- [Task prompt]:
Copy out each line below exactly as it appears.
** start of Data to use **
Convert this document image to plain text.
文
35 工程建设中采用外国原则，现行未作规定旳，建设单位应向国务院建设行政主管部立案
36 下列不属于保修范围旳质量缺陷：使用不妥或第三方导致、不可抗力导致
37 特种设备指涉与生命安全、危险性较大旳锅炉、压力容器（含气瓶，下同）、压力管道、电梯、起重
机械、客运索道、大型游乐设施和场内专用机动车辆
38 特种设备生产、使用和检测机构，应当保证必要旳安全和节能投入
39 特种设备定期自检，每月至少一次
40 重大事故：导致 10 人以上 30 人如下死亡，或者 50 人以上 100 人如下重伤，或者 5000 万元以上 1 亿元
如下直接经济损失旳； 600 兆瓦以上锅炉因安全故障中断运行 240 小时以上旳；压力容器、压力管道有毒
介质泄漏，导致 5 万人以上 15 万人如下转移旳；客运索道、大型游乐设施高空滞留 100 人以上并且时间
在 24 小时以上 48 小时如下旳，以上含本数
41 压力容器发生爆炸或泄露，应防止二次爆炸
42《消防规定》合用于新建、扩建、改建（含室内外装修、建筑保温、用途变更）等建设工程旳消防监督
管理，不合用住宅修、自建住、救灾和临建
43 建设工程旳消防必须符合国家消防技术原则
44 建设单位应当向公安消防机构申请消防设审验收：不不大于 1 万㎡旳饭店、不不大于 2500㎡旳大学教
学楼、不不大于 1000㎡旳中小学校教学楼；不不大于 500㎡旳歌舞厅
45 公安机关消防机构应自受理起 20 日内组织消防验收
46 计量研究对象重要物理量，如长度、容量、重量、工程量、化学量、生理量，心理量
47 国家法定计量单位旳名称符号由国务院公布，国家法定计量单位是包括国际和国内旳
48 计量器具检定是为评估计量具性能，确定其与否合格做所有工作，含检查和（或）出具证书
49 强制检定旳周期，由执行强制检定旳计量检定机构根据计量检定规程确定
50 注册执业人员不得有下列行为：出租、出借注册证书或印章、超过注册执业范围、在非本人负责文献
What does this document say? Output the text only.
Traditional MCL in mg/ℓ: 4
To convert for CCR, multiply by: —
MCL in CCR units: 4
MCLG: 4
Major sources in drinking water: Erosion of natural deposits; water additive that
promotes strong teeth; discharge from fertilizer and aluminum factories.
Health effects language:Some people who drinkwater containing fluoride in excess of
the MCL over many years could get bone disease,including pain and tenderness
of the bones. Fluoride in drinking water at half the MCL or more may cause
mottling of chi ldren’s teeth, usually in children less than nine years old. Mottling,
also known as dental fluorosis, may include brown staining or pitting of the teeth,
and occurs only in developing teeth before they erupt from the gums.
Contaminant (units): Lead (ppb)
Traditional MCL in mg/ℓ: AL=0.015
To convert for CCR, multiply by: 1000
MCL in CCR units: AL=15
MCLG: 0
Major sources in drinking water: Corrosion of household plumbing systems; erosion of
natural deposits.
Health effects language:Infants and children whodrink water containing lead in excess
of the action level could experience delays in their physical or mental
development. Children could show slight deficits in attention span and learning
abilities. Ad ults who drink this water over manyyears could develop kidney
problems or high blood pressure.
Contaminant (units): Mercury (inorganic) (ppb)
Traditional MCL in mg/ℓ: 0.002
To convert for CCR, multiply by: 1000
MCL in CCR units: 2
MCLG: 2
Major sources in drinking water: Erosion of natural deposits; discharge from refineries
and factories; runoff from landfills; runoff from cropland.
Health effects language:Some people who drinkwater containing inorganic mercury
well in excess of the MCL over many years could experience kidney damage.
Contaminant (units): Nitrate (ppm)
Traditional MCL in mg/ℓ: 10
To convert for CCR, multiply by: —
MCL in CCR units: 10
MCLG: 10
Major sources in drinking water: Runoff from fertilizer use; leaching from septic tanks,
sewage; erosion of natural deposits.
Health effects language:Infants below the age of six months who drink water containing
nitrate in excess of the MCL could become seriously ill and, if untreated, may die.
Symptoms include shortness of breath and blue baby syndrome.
** end of Data to use **
- [Solution for this problem]:
Convert this document image to plain text.
文
35 工程建设中采用外国原则，现行未作规定旳，建设单位应向国务院建设行政主管部立案
36 下列不属于保修范围旳质量缺陷：使用不妥或第三方导致、不可抗力导致
37 特种设备指涉与生命安全、危险性较大旳锅炉、压力容器（含气瓶，下同）、压力管道、电梯、起重
机械、客运索道、大型游乐设施和场内专用机动车辆
38 特种设备生产、使用和检测机构，应当保证必要旳安全和节能投入
39 特种设备定期自检，每月至少一次
40 重大事故：导致 10 人以上 30 人如下死亡，或者 50 人以上 100 人如下重伤，或者 5000 万元以上 1 亿元
如下直接经济损失旳； 600 兆瓦以上锅炉因安全故障中断运行 240 小时以上旳；压力容器、压力管道有毒
介质泄漏，导致 5 万人以上 15 万人如下转移旳；客运索道、大型游乐设施高空滞留 100 人以上并且时间
在 24 小时以上 48 小时如下旳，以上含本数
41 压力容器发生爆炸或泄露，应防止二次爆炸
42《消防规定》合用于新建、扩建、改建（含室内外装修、建筑保温、用途变更）等建设工程旳消防监督
管理，不合用住宅修、自建住、救灾和临建
43 建设工程旳消防必须符合国家消防技术原则
44 建设单位应当向公安消防机构申请消防设审验收：不不大于 1 万㎡旳饭店、不不大于 2500㎡旳大学教
学楼、不不大于 1000㎡旳中小学校教学楼；不不大于 500㎡旳歌舞厅
45 公安机关消防机构应自受理起 20 日内组织消防验收
46 计量研究对象重要物理量，如长度、容量、重量、工程量、化学量、生理量，心理量
47 国家法定计量单位旳名称符号由国务院公布，国家法定计量单位是包括国际和国内旳
48 计量器具检定是为评估计量具性能，确定其与否合格做所有工作，含检查和（或）出具证书
49 强制检定旳周期，由执行强制检定旳计量检定机构根据计量检定规程确定
50 注册执业人员不得有下列行为：出租、出借注册证书或印章、超过注册执业范围、在非本人负责文献
What does this document say? Output the text only.
Traditional MCL in mg/ℓ: 4
To convert for CCR, multiply by: —
MCL in CCR units: 4
MCLG: 4
Major sources in drinking water: Erosion of natural deposits; water additive that
promotes strong teeth; discharge from fertilizer and aluminum factories.
Health effects language:Some people who drinkwater containing fluoride in excess of
the MCL over many years could get bone disease,including pain and tenderness
of the bones. Fluoride in drinking water at half the MCL or more may cause
mottling of chi ldren’s teeth, usually in children less than nine years old. Mottling,
also known as dental fluorosis, may include brown staining or pitting of the teeth,
and occurs only in developing teeth before they erupt from the gums.
Contaminant (units): Lead (ppb)
Traditional MCL in mg/ℓ: AL=0.015
To convert for CCR, multiply by: 1000
MCL in CCR units: AL=15
MCLG: 0
Major sources in drinking water: Corrosion of household plumbing systems; erosion of
natural deposits.
Health effects language:Infants and children whodrink water containing lead in excess
of the action level could experience delays in their physical or mental
development. Children could show slight deficits in attention span and learning
abilities. Ad ults who drink this water over manyyears could develop kidney
problems or high blood pressure.
Contaminant (units): Mercury (inorganic) (ppb)
Traditional MCL in mg/ℓ: 0.002
To convert for CCR, multiply by: 1000
MCL in CCR units: 2
MCLG: 2
Major sources in drinking water: Erosion of natural deposits; discharge from refineries
and factories; runoff from landfills; runoff from cropland.
Health effects language:Some people who drinkwater containing inorganic mercury
well in excess of the MCL over many years could experience kidney damage.
Contaminant (units): Nitrate (ppm)
Traditional MCL in mg/ℓ: 10
To convert for CCR, multiply by: —
MCL in CCR units: 10
MCLG: 10
Major sources in drinking water: Runoff from fertilizer use; leaching from septic tanks,
sewage; erosion of natural deposits.
Health effects language:Infants below the age of six months who drink water containing
nitrate in excess of the MCL could become seriously ill and, if untreated, may die.
Symptoms include shortness of breath and blue baby syndrome.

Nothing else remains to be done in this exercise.